→ **Work instructions**: All of the entries must be reproduced exactly, with no images carried over.

▬▬▬▬▬▬

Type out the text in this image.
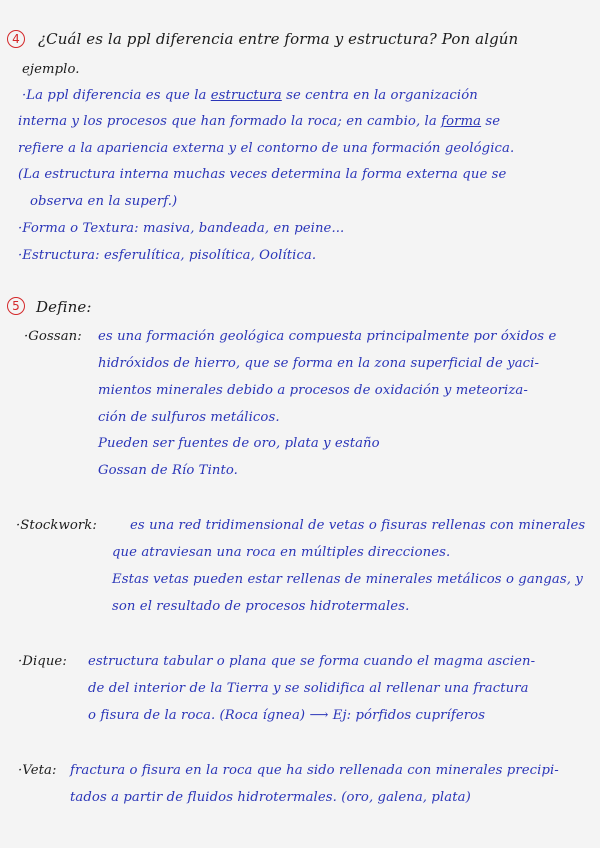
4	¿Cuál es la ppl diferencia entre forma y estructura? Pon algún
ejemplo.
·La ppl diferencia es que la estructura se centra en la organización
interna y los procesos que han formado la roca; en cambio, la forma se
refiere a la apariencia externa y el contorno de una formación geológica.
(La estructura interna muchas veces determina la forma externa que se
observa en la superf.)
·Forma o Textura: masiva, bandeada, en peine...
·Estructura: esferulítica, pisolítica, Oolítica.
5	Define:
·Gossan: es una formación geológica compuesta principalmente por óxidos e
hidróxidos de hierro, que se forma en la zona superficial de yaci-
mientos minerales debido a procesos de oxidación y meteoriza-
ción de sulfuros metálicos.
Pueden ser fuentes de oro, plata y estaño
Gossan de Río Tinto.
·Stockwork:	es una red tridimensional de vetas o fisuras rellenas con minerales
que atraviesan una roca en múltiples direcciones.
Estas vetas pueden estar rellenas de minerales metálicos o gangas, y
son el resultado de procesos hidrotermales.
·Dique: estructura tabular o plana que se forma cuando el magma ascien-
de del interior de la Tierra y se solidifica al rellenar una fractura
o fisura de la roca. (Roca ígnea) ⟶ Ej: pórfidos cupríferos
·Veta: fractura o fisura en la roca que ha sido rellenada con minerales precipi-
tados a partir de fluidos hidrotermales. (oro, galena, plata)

▬▬▬▬▬▬

→ **Answer below**:
Type out the text in this image.
4	¿Cuál es la ppl diferencia entre forma y estructura? Pon algún
ejemplo.
·La ppl diferencia es que la estructura se centra en la organización
interna y los procesos que han formado la roca; en cambio, la forma se
refiere a la apariencia externa y el contorno de una formación geológica.
(La estructura interna muchas veces determina la forma externa que se
observa en la superf.)
·Forma o Textura: masiva, bandeada, en peine...
·Estructura: esferulítica, pisolítica, Oolítica.
5	Define:
·Gossan: es una formación geológica compuesta principalmente por óxidos e
hidróxidos de hierro, que se forma en la zona superficial de yaci-
mientos minerales debido a procesos de oxidación y meteoriza-
ción de sulfuros metálicos.
Pueden ser fuentes de oro, plata y estaño
Gossan de Río Tinto.
·Stockwork:	es una red tridimensional de vetas o fisuras rellenas con minerales
que atraviesan una roca en múltiples direcciones.
Estas vetas pueden estar rellenas de minerales metálicos o gangas, y
son el resultado de procesos hidrotermales.
·Dique: estructura tabular o plana que se forma cuando el magma ascien-
de del interior de la Tierra y se solidifica al rellenar una fractura
o fisura de la roca. (Roca ígnea) ⟶ Ej: pórfidos cupríferos
·Veta: fractura o fisura en la roca que ha sido rellenada con minerales precipi-
tados a partir de fluidos hidrotermales. (oro, galena, plata)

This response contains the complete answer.